Annotated element rows
_ _ _ _ _ _ _
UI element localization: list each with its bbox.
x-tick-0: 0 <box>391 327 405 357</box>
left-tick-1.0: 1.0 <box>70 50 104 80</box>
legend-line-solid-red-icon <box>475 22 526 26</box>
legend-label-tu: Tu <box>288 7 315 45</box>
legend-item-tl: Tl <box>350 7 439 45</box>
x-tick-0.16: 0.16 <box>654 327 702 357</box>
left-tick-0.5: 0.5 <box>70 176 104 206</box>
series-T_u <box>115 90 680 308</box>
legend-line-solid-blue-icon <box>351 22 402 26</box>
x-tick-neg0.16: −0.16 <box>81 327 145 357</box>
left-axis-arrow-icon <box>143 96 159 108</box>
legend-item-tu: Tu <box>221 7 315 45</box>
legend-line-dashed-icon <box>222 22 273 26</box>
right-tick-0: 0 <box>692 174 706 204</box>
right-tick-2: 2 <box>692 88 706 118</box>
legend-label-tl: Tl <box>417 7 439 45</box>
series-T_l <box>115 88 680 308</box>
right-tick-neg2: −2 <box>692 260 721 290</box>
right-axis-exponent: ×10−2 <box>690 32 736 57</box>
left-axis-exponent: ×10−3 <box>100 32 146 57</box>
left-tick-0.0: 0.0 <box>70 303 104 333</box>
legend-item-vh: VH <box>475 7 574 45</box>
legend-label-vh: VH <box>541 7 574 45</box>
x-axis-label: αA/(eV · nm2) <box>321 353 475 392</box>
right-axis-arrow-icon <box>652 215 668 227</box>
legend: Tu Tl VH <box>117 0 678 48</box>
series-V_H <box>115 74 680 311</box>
_ _ _ _ _ _ _
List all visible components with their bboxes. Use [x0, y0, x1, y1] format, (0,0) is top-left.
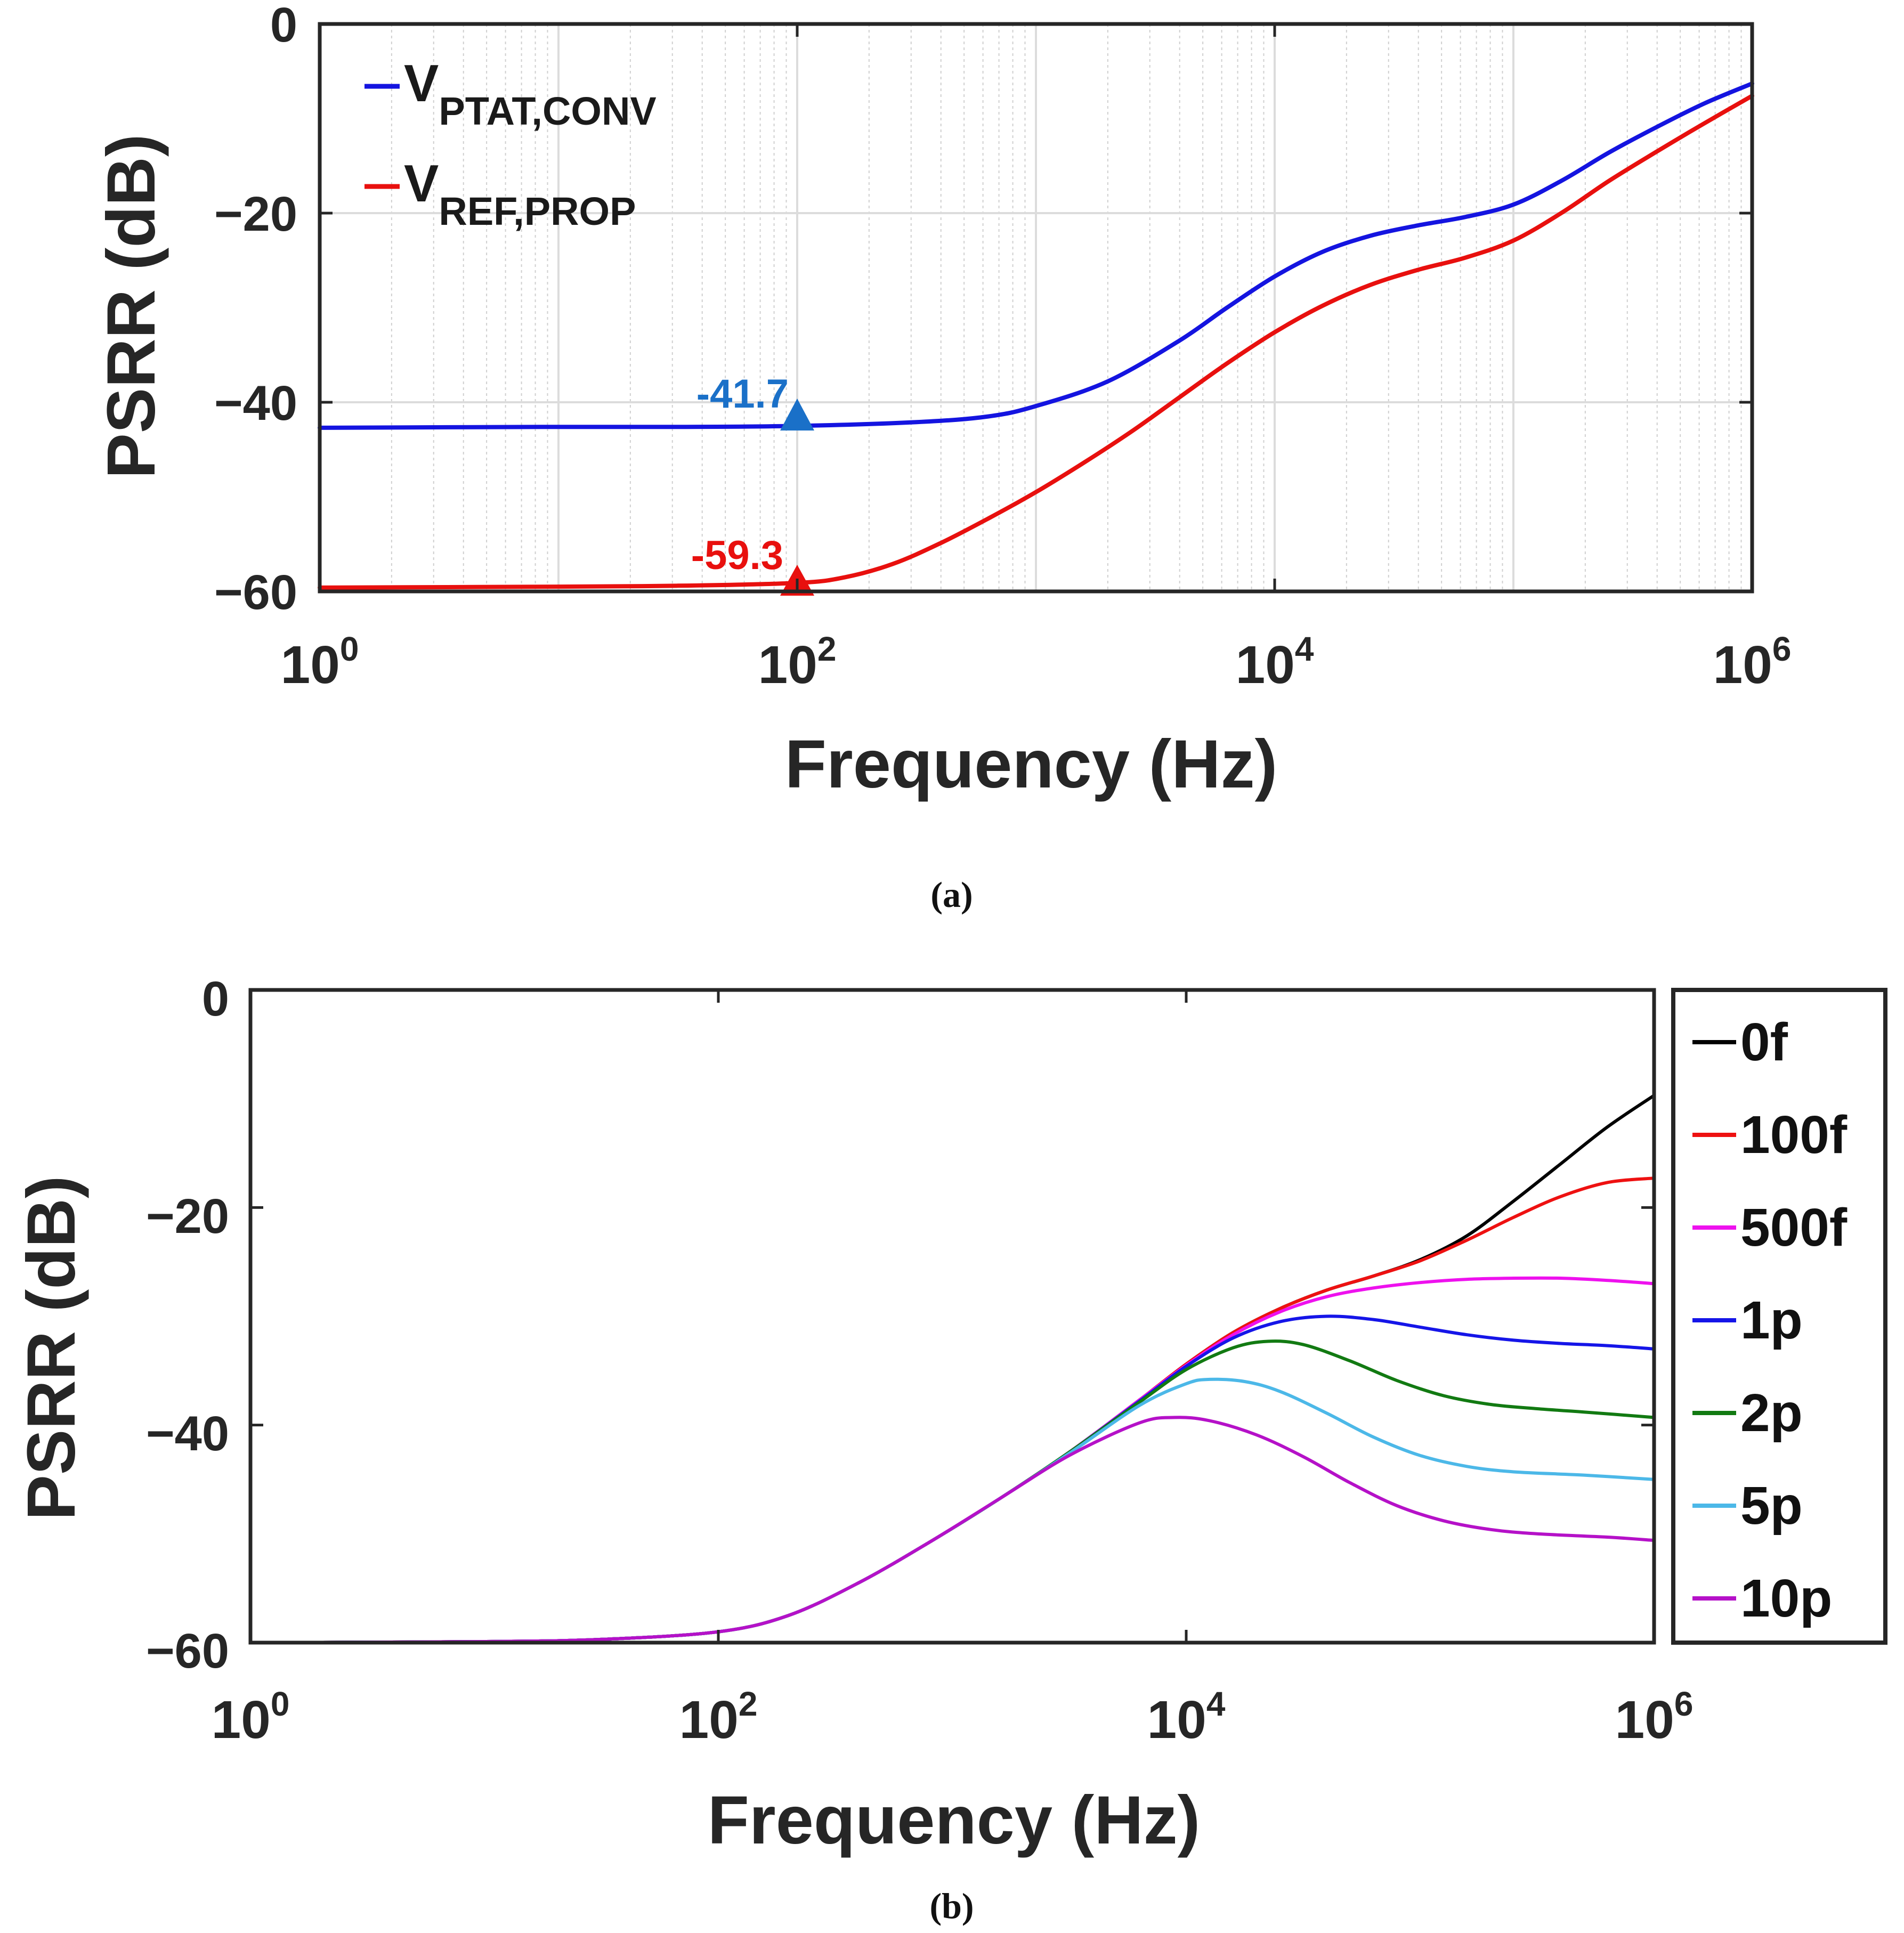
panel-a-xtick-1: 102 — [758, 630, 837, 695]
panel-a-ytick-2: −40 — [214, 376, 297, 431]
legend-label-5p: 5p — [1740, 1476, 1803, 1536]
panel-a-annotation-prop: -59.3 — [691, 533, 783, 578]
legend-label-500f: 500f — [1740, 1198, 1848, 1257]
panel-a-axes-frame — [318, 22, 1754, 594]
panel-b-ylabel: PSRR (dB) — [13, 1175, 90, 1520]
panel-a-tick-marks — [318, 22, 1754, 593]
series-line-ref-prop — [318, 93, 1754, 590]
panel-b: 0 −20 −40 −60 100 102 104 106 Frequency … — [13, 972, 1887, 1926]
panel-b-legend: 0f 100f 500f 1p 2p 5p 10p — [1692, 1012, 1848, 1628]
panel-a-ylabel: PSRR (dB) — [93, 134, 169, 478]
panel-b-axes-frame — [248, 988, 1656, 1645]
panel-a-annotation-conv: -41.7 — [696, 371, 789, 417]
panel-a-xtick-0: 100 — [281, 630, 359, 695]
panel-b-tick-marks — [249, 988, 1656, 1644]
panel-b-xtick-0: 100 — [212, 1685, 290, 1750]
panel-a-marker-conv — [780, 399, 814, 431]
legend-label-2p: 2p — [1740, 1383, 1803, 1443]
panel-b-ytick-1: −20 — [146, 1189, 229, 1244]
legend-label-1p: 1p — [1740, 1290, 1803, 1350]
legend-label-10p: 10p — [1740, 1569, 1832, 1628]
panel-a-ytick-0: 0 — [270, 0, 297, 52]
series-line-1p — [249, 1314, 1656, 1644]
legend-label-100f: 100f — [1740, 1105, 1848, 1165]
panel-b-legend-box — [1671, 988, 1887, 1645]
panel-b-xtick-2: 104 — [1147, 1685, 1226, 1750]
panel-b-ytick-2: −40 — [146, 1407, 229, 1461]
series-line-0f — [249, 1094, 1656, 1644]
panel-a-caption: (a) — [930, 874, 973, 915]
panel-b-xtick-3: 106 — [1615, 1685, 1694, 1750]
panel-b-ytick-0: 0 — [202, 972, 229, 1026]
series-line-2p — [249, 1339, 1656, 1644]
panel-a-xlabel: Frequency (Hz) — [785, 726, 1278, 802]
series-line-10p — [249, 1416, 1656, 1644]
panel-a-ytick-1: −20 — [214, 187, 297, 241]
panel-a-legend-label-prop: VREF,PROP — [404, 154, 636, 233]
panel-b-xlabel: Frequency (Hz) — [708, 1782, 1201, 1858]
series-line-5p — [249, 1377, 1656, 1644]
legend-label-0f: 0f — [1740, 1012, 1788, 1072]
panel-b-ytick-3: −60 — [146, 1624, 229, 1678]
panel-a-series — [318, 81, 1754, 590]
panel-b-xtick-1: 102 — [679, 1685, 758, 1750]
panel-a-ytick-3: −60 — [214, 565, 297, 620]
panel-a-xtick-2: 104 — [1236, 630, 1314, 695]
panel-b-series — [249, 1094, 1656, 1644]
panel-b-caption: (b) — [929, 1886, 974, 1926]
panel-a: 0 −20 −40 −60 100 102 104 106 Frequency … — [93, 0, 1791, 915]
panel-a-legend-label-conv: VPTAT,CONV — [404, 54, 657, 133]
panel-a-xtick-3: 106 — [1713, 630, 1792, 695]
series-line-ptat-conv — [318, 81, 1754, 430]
_ _ _ _ _ _ _
Copy out the rows word for word, beginning at the line containing "UI element localization: list" and continuing through the line containing "left-tick-0.5: 0.5 <box>70 176 104 206</box>".

ANSWER:
UI element localization: list each with its bbox.
x-tick-0: 0 <box>391 327 405 357</box>
left-tick-1.0: 1.0 <box>70 50 104 80</box>
legend-line-solid-red-icon <box>475 22 526 26</box>
legend-label-tu: Tu <box>288 7 315 45</box>
legend-item-tl: Tl <box>350 7 439 45</box>
x-tick-0.16: 0.16 <box>654 327 702 357</box>
left-tick-0.5: 0.5 <box>70 176 104 206</box>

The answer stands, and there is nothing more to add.